Box coordinate listings

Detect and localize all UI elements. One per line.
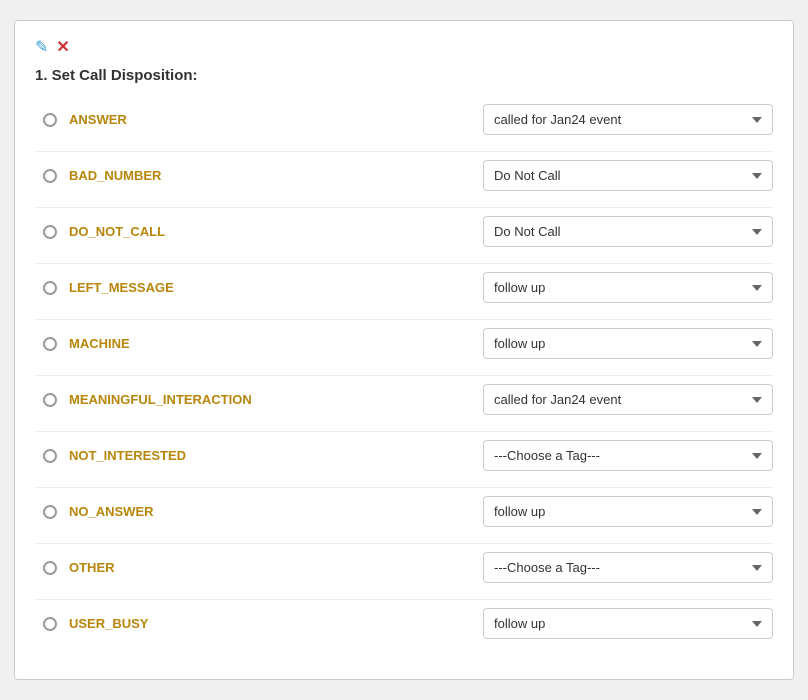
radio-do_not_call[interactable] [43, 225, 57, 239]
edit-icon[interactable]: ✎ [35, 37, 48, 57]
divider [35, 431, 773, 432]
label-meaningful_interaction: MEANINGFUL_INTERACTION [65, 392, 483, 407]
select-not_interested[interactable]: ---Choose a Tag---follow upDo Not Callca… [483, 440, 773, 471]
table-row: MEANINGFUL_INTERACTIONcalled for Jan24 e… [35, 378, 773, 421]
table-row: NOT_INTERESTED---Choose a Tag---follow u… [35, 434, 773, 477]
select-do_not_call[interactable]: Do Not Callfollow upcalled for Jan24 eve… [483, 216, 773, 247]
radio-bad_number[interactable] [43, 169, 57, 183]
toolbar: ✎ ✕ [35, 37, 773, 57]
label-bad_number: BAD_NUMBER [65, 168, 483, 183]
table-row: LEFT_MESSAGEfollow upDo Not Callcalled f… [35, 266, 773, 309]
select-bad_number[interactable]: Do Not Callfollow upcalled for Jan24 eve… [483, 160, 773, 191]
table-row: DO_NOT_CALLDo Not Callfollow upcalled fo… [35, 210, 773, 253]
divider [35, 207, 773, 208]
select-left_message[interactable]: follow upDo Not Callcalled for Jan24 eve… [483, 272, 773, 303]
divider [35, 543, 773, 544]
call-disposition-panel: ✎ ✕ 1. Set Call Disposition: ANSWERcalle… [14, 20, 794, 680]
label-user_busy: USER_BUSY [65, 616, 483, 631]
select-machine[interactable]: follow upDo Not Callcalled for Jan24 eve… [483, 328, 773, 359]
table-row: USER_BUSYfollow upDo Not Callcalled for … [35, 602, 773, 645]
radio-left_message[interactable] [43, 281, 57, 295]
select-no_answer[interactable]: follow upDo Not Callcalled for Jan24 eve… [483, 496, 773, 527]
table-row: ANSWERcalled for Jan24 eventfollow upDo … [35, 98, 773, 141]
table-row: BAD_NUMBERDo Not Callfollow upcalled for… [35, 154, 773, 197]
section-title: 1. Set Call Disposition: [35, 67, 773, 84]
label-not_interested: NOT_INTERESTED [65, 448, 483, 463]
divider [35, 599, 773, 600]
radio-answer[interactable] [43, 113, 57, 127]
divider [35, 151, 773, 152]
select-meaningful_interaction[interactable]: called for Jan24 eventfollow upDo Not Ca… [483, 384, 773, 415]
radio-meaningful_interaction[interactable] [43, 393, 57, 407]
disposition-rows: ANSWERcalled for Jan24 eventfollow upDo … [35, 98, 773, 645]
select-user_busy[interactable]: follow upDo Not Callcalled for Jan24 eve… [483, 608, 773, 639]
radio-machine[interactable] [43, 337, 57, 351]
close-icon[interactable]: ✕ [56, 37, 69, 57]
divider [35, 263, 773, 264]
radio-user_busy[interactable] [43, 617, 57, 631]
divider [35, 487, 773, 488]
label-no_answer: NO_ANSWER [65, 504, 483, 519]
divider [35, 375, 773, 376]
table-row: NO_ANSWERfollow upDo Not Callcalled for … [35, 490, 773, 533]
table-row: MACHINEfollow upDo Not Callcalled for Ja… [35, 322, 773, 365]
select-other[interactable]: ---Choose a Tag---follow upDo Not Callca… [483, 552, 773, 583]
table-row: OTHER---Choose a Tag---follow upDo Not C… [35, 546, 773, 589]
radio-other[interactable] [43, 561, 57, 575]
divider [35, 319, 773, 320]
select-answer[interactable]: called for Jan24 eventfollow upDo Not Ca… [483, 104, 773, 135]
label-other: OTHER [65, 560, 483, 575]
radio-not_interested[interactable] [43, 449, 57, 463]
label-answer: ANSWER [65, 112, 483, 127]
label-left_message: LEFT_MESSAGE [65, 280, 483, 295]
label-machine: MACHINE [65, 336, 483, 351]
radio-no_answer[interactable] [43, 505, 57, 519]
label-do_not_call: DO_NOT_CALL [65, 224, 483, 239]
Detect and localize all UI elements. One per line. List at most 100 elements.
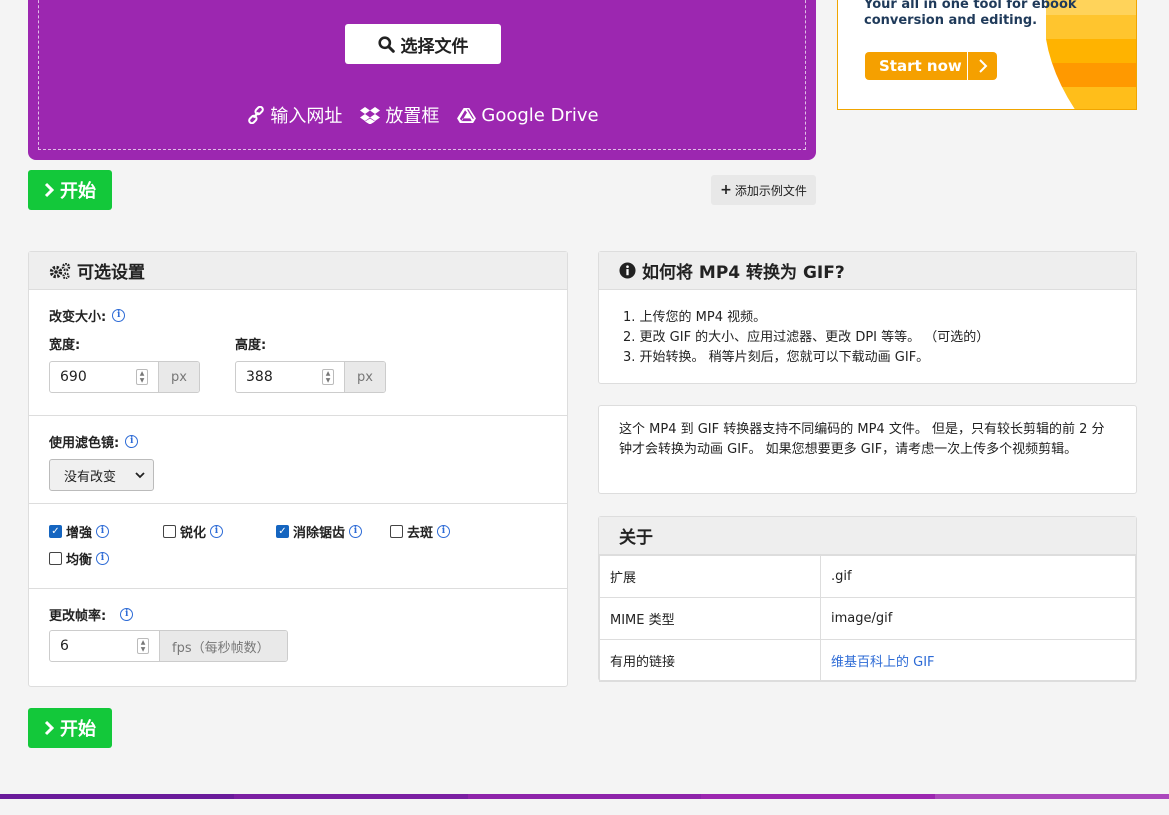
table-row: MIME 类型 image/gif (599, 597, 1136, 640)
resize-section: 改变大小: i 宽度: 690 ▲ ▼ px 高度: 388 ▲ ▼ px (29, 290, 567, 416)
plus-icon: + (720, 182, 732, 198)
table-row: 扩展 .gif (599, 555, 1136, 598)
start-button-bottom[interactable]: 开始 (28, 708, 112, 748)
info-icon[interactable]: i (112, 309, 126, 322)
resize-label-row: 改变大小: i (49, 306, 547, 325)
howto-title: 如何将 MP4 转换为 GIF? (642, 263, 845, 283)
height-unit: px (345, 362, 385, 392)
antialias-label: 消除锯齿 (293, 526, 346, 541)
height-group: 高度: 388 ▲ ▼ px (235, 334, 386, 393)
wikipedia-gif-link[interactable]: 维基百科上的 GIF (831, 655, 935, 670)
fps-input[interactable]: 6 ▲ ▼ (50, 631, 160, 661)
howto-step: 1. 上传您的 MP4 视频。 (623, 310, 767, 325)
about-key: MIME 类型 (599, 597, 821, 640)
width-input-group: 690 ▲ ▼ px (49, 361, 200, 393)
upload-dropzone-inner: 选择文件 输入网址 放置框 Google Drive (38, 0, 806, 150)
sharpen-option: 锐化 i (163, 522, 224, 541)
about-key: 有用的链接 (599, 639, 821, 682)
width-value: 690 (60, 369, 87, 385)
width-group: 宽度: 690 ▲ ▼ px (49, 334, 200, 393)
chevron-right-icon (967, 52, 997, 80)
table-row: 有用的链接 维基百科上的 GIF (599, 639, 1136, 682)
upload-sources: 输入网址 放置框 Google Drive (39, 102, 807, 128)
dropbox-source-label: 放置框 (385, 106, 440, 127)
footer-color-bar (0, 794, 1169, 799)
filter-select[interactable]: 没有改变 (49, 459, 154, 491)
fps-label: 更改帧率: (49, 609, 107, 624)
despeckle-option: 去斑 i (390, 522, 451, 541)
spinner-icon[interactable]: ▲ ▼ (136, 369, 149, 385)
height-input[interactable]: 388 ▲ ▼ (236, 362, 346, 392)
dropbox-source-button[interactable]: 放置框 (360, 102, 439, 128)
howto-panel: 如何将 MP4 转换为 GIF? 1. 上传您的 MP4 视频。 2. 更改 G… (598, 251, 1137, 384)
add-sample-label: 添加示例文件 (734, 183, 807, 198)
about-value: image/gif (820, 597, 1136, 640)
note-text: 这个 MP4 到 GIF 转换器支持不同编码的 MP4 文件。 但是，只有较长剪… (619, 422, 1105, 457)
width-unit: px (159, 362, 199, 392)
sharpen-checkbox[interactable] (163, 525, 176, 538)
add-sample-file-button[interactable]: + 添加示例文件 (711, 175, 816, 205)
info-icon[interactable]: i (437, 525, 451, 538)
about-link-cell: 维基百科上的 GIF (820, 639, 1136, 682)
google-drive-source-button[interactable]: Google Drive (457, 102, 599, 128)
equalize-checkbox[interactable] (49, 552, 62, 565)
about-value: .gif (820, 555, 1136, 598)
antialias-checkbox[interactable]: ✓ (276, 525, 289, 538)
url-source-label: 输入网址 (270, 106, 343, 127)
info-circle-icon (619, 262, 636, 279)
height-label: 高度: (235, 338, 267, 353)
fps-value: 6 (60, 638, 69, 654)
info-icon[interactable]: i (210, 525, 224, 538)
antialias-option: ✓ 消除锯齿 i (276, 522, 363, 541)
upload-dropzone[interactable]: 选择文件 输入网址 放置框 Google Drive (28, 0, 816, 160)
start-button-label: 开始 (60, 181, 96, 202)
settings-title: 可选设置 (77, 263, 145, 283)
height-input-group: 388 ▲ ▼ px (235, 361, 386, 393)
link-icon (248, 106, 265, 124)
enhance-option: ✓ 增強 i (49, 522, 110, 541)
howto-step: 2. 更改 GIF 的大小、应用过滤器、更改 DPI 等等。 （可选的） (623, 330, 990, 345)
settings-header: 可选设置 (29, 252, 567, 290)
spinner-icon[interactable]: ▲ ▼ (322, 369, 335, 385)
info-icon[interactable]: i (120, 608, 134, 621)
chevron-down-icon (135, 472, 145, 479)
about-title: 关于 (619, 528, 653, 548)
fps-section: 更改帧率: i 6 ▲ ▼ fps（每秒帧数） (29, 589, 567, 685)
ad-cta-label: Start now (879, 57, 962, 75)
howto-header: 如何将 MP4 转换为 GIF? (599, 252, 1136, 290)
filter-section: 使用滤色镜: i 没有改变 (29, 416, 567, 504)
ad-line-1: Your all in one tool for ebook (864, 0, 1077, 12)
search-icon (377, 35, 395, 53)
choose-file-label: 选择文件 (400, 36, 469, 57)
choose-file-button[interactable]: 选择文件 (345, 24, 501, 64)
info-icon[interactable]: i (349, 525, 363, 538)
google-drive-icon (457, 107, 477, 123)
fps-label-row: 更改帧率: i (49, 605, 547, 624)
fps-unit: fps（每秒帧数） (160, 631, 287, 661)
sharpen-label: 锐化 (180, 526, 207, 541)
ad-banner[interactable]: Your all in one tool for ebook conversio… (837, 0, 1137, 110)
about-key: 扩展 (599, 555, 821, 598)
spinner-icon[interactable]: ▲ ▼ (137, 638, 149, 654)
info-icon[interactable]: i (96, 525, 110, 538)
info-icon[interactable]: i (125, 435, 139, 448)
start-button-top[interactable]: 开始 (28, 170, 112, 210)
fps-input-group: 6 ▲ ▼ fps（每秒帧数） (49, 630, 288, 662)
filter-label: 使用滤色镜: (49, 436, 120, 451)
width-input[interactable]: 690 ▲ ▼ (50, 362, 160, 392)
url-source-button[interactable]: 输入网址 (247, 102, 342, 128)
about-panel: 关于 扩展 .gif MIME 类型 image/gif 有用的链接 维基百科上… (598, 516, 1137, 682)
google-drive-source-label: Google Drive (481, 104, 599, 126)
info-icon[interactable]: i (96, 552, 110, 565)
enhance-checkbox[interactable]: ✓ (49, 525, 62, 538)
options-section: ✓ 增強 i 锐化 i ✓ 消除锯齿 i 去斑 i 均衡 i (29, 504, 567, 589)
ad-start-now-button[interactable]: Start now (865, 52, 997, 80)
gears-icon (49, 262, 71, 279)
despeckle-checkbox[interactable] (390, 525, 403, 538)
resize-label: 改变大小: (49, 310, 107, 325)
enhance-label: 增強 (66, 526, 93, 541)
ad-line-2: conversion and editing. (864, 13, 1038, 28)
filter-select-value: 没有改变 (64, 469, 117, 485)
height-value: 388 (246, 369, 273, 385)
optional-settings-panel: 可选设置 改变大小: i 宽度: 690 ▲▼ px 高度: 388 ▲▼ (28, 251, 568, 687)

- [TO DO]: Copy the records without changes, starting with the line that contains "radio-do_not_call[interactable] [43, 225, 57, 239]" and going on through the line that contains "disposition-rows: ANSWERcalled for".

- [WRITTEN RESPONSE]:
radio-do_not_call[interactable] [43, 225, 57, 239]
edit-icon[interactable]: ✎ [35, 37, 48, 57]
divider [35, 431, 773, 432]
label-meaningful_interaction: MEANINGFUL_INTERACTION [65, 392, 483, 407]
select-not_interested[interactable]: ---Choose a Tag---follow upDo Not Callca… [483, 440, 773, 471]
table-row: MEANINGFUL_INTERACTIONcalled for Jan24 e… [35, 378, 773, 421]
table-row: NOT_INTERESTED---Choose a Tag---follow u… [35, 434, 773, 477]
select-do_not_call[interactable]: Do Not Callfollow upcalled for Jan24 eve… [483, 216, 773, 247]
radio-bad_number[interactable] [43, 169, 57, 183]
toolbar: ✎ ✕ [35, 37, 773, 57]
label-bad_number: BAD_NUMBER [65, 168, 483, 183]
table-row: LEFT_MESSAGEfollow upDo Not Callcalled f… [35, 266, 773, 309]
select-bad_number[interactable]: Do Not Callfollow upcalled for Jan24 eve… [483, 160, 773, 191]
table-row: DO_NOT_CALLDo Not Callfollow upcalled fo… [35, 210, 773, 253]
divider [35, 207, 773, 208]
select-left_message[interactable]: follow upDo Not Callcalled for Jan24 eve… [483, 272, 773, 303]
divider [35, 543, 773, 544]
call-disposition-panel: ✎ ✕ 1. Set Call Disposition: ANSWERcalle… [14, 20, 794, 680]
label-user_busy: USER_BUSY [65, 616, 483, 631]
select-machine[interactable]: follow upDo Not Callcalled for Jan24 eve… [483, 328, 773, 359]
table-row: USER_BUSYfollow upDo Not Callcalled for … [35, 602, 773, 645]
radio-left_message[interactable] [43, 281, 57, 295]
select-no_answer[interactable]: follow upDo Not Callcalled for Jan24 eve… [483, 496, 773, 527]
table-row: ANSWERcalled for Jan24 eventfollow upDo … [35, 98, 773, 141]
table-row: BAD_NUMBERDo Not Callfollow upcalled for… [35, 154, 773, 197]
section-title: 1. Set Call Disposition: [35, 67, 773, 84]
label-not_interested: NOT_INTERESTED [65, 448, 483, 463]
divider [35, 599, 773, 600]
radio-answer[interactable] [43, 113, 57, 127]
divider [35, 151, 773, 152]
select-meaningful_interaction[interactable]: called for Jan24 eventfollow upDo Not Ca… [483, 384, 773, 415]
radio-meaningful_interaction[interactable] [43, 393, 57, 407]
disposition-rows: ANSWERcalled for Jan24 eventfollow upDo … [35, 98, 773, 645]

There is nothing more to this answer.